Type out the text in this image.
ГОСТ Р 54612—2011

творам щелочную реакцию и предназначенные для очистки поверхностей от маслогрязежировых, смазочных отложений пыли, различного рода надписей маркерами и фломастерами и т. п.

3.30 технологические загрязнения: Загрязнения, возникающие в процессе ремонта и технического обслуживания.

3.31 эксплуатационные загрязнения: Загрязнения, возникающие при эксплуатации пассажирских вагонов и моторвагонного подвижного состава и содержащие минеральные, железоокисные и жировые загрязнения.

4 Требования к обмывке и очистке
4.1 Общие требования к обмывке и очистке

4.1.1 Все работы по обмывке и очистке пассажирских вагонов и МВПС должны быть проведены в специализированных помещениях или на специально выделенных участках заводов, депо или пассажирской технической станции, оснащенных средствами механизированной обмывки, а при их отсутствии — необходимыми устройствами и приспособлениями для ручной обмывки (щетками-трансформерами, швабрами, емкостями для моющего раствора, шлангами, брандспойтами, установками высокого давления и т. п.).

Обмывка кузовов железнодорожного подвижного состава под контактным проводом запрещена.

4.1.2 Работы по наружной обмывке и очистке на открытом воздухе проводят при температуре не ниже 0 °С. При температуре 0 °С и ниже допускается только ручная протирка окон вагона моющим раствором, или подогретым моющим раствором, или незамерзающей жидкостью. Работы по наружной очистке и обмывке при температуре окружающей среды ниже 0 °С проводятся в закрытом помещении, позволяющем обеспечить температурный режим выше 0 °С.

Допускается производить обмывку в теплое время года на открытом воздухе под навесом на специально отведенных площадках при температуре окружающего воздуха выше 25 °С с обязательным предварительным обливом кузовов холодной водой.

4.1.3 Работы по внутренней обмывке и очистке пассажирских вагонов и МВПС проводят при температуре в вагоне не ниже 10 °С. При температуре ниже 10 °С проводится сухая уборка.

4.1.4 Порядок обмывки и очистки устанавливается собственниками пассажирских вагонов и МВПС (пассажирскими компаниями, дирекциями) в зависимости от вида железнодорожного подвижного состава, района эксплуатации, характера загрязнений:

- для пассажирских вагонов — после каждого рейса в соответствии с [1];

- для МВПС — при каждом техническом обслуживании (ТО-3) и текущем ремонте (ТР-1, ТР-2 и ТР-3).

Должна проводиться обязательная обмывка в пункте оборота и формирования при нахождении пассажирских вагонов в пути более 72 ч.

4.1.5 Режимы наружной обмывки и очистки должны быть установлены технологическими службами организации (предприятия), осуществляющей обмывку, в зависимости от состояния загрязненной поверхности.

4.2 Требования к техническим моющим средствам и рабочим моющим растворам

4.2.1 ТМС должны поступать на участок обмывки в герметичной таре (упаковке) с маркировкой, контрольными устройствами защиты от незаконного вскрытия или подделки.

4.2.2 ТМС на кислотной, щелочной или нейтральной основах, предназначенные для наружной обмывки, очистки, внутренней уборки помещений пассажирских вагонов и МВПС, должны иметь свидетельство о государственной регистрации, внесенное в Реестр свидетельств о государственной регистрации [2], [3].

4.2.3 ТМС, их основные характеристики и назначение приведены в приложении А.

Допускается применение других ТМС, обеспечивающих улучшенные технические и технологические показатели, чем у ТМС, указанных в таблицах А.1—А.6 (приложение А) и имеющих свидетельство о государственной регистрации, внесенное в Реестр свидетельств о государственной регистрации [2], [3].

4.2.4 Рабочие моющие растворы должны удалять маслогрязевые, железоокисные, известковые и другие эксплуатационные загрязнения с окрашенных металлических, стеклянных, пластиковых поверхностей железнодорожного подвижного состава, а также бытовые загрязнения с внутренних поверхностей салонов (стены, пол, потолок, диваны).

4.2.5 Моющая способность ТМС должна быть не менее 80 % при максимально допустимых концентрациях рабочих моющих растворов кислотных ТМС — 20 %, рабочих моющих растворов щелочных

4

═══

Requirement: Reproduce the material exactly, with every line intact.

Exercise solution:
Type out the text in this image.
ГОСТ Р 54612—2011

творам щелочную реакцию и предназначенные для очистки поверхностей от маслогрязежировых, смазочных отложений пыли, различного рода надписей маркерами и фломастерами и т. п.

3.30 технологические загрязнения: Загрязнения, возникающие в процессе ремонта и технического обслуживания.

3.31 эксплуатационные загрязнения: Загрязнения, возникающие при эксплуатации пассажирских вагонов и моторвагонного подвижного состава и содержащие минеральные, железоокисные и жировые загрязнения.

4 Требования к обмывке и очистке
4.1 Общие требования к обмывке и очистке

4.1.1 Все работы по обмывке и очистке пассажирских вагонов и МВПС должны быть проведены в специализированных помещениях или на специально выделенных участках заводов, депо или пассажирской технической станции, оснащенных средствами механизированной обмывки, а при их отсутствии — необходимыми устройствами и приспособлениями для ручной обмывки (щетками-трансформерами, швабрами, емкостями для моющего раствора, шлангами, брандспойтами, установками высокого давления и т. п.).

Обмывка кузовов железнодорожного подвижного состава под контактным проводом запрещена.

4.1.2 Работы по наружной обмывке и очистке на открытом воздухе проводят при температуре не ниже 0 °С. При температуре 0 °С и ниже допускается только ручная протирка окон вагона моющим раствором, или подогретым моющим раствором, или незамерзающей жидкостью. Работы по наружной очистке и обмывке при температуре окружающей среды ниже 0 °С проводятся в закрытом помещении, позволяющем обеспечить температурный режим выше 0 °С.

Допускается производить обмывку в теплое время года на открытом воздухе под навесом на специально отведенных площадках при температуре окружающего воздуха выше 25 °С с обязательным предварительным обливом кузовов холодной водой.

4.1.3 Работы по внутренней обмывке и очистке пассажирских вагонов и МВПС проводят при температуре в вагоне не ниже 10 °С. При температуре ниже 10 °С проводится сухая уборка.

4.1.4 Порядок обмывки и очистки устанавливается собственниками пассажирских вагонов и МВПС (пассажирскими компаниями, дирекциями) в зависимости от вида железнодорожного подвижного состава, района эксплуатации, характера загрязнений:

- для пассажирских вагонов — после каждого рейса в соответствии с [1];

- для МВПС — при каждом техническом обслуживании (ТО-3) и текущем ремонте (ТР-1, ТР-2 и ТР-3).

Должна проводиться обязательная обмывка в пункте оборота и формирования при нахождении пассажирских вагонов в пути более 72 ч.

4.1.5 Режимы наружной обмывки и очистки должны быть установлены технологическими службами организации (предприятия), осуществляющей обмывку, в зависимости от состояния загрязненной поверхности.

4.2 Требования к техническим моющим средствам и рабочим моющим растворам

4.2.1 ТМС должны поступать на участок обмывки в герметичной таре (упаковке) с маркировкой, контрольными устройствами защиты от незаконного вскрытия или подделки.

4.2.2 ТМС на кислотной, щелочной или нейтральной основах, предназначенные для наружной обмывки, очистки, внутренней уборки помещений пассажирских вагонов и МВПС, должны иметь свидетельство о государственной регистрации, внесенное в Реестр свидетельств о государственной регистрации [2], [3].

4.2.3 ТМС, их основные характеристики и назначение приведены в приложении А.

Допускается применение других ТМС, обеспечивающих улучшенные технические и технологические показатели, чем у ТМС, указанных в таблицах А.1—А.6 (приложение А) и имеющих свидетельство о государственной регистрации, внесенное в Реестр свидетельств о государственной регистрации [2], [3].

4.2.4 Рабочие моющие растворы должны удалять маслогрязевые, железоокисные, известковые и другие эксплуатационные загрязнения с окрашенных металлических, стеклянных, пластиковых поверхностей железнодорожного подвижного состава, а также бытовые загрязнения с внутренних поверхностей салонов (стены, пол, потолок, диваны).

4.2.5 Моющая способность ТМС должна быть не менее 80 % при максимально допустимых концентрациях рабочих моющих растворов кислотных ТМС — 20 %, рабочих моющих растворов щелочных

4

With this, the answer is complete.